> _WHAT IS EXPECTED_: Work out the number of lines with the word "Output" in the material below, then reply with that number only.

> _PROVIDED DATA_:
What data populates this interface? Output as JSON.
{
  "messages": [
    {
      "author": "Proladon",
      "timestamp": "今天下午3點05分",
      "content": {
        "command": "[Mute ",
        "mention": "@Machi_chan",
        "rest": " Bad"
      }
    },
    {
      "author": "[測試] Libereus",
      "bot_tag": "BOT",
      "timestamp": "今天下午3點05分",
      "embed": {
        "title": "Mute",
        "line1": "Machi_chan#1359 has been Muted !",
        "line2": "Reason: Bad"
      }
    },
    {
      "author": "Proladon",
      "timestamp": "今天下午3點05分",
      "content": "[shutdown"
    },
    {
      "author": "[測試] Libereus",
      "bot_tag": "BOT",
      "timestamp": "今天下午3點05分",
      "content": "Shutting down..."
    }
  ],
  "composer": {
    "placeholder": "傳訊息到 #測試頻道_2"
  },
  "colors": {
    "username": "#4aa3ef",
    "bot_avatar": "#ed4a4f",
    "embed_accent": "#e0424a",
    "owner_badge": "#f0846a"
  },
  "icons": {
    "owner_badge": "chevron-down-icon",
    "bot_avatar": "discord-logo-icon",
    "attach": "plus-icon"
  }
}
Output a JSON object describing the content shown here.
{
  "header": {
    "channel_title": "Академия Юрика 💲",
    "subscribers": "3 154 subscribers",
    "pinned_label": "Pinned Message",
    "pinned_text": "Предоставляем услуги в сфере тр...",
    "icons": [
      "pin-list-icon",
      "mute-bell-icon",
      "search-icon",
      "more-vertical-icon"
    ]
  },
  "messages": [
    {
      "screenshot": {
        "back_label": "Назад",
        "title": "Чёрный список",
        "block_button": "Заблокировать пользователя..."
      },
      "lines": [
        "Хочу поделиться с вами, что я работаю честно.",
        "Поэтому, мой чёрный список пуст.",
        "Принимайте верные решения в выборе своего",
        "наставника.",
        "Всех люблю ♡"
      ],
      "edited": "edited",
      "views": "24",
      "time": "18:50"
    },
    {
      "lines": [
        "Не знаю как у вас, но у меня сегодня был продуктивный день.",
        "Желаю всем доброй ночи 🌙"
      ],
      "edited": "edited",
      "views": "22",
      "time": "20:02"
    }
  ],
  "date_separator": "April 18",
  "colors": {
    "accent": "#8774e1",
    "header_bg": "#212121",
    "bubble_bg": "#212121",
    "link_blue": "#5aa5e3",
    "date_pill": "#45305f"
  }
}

> _FULL RESPONSE_: 2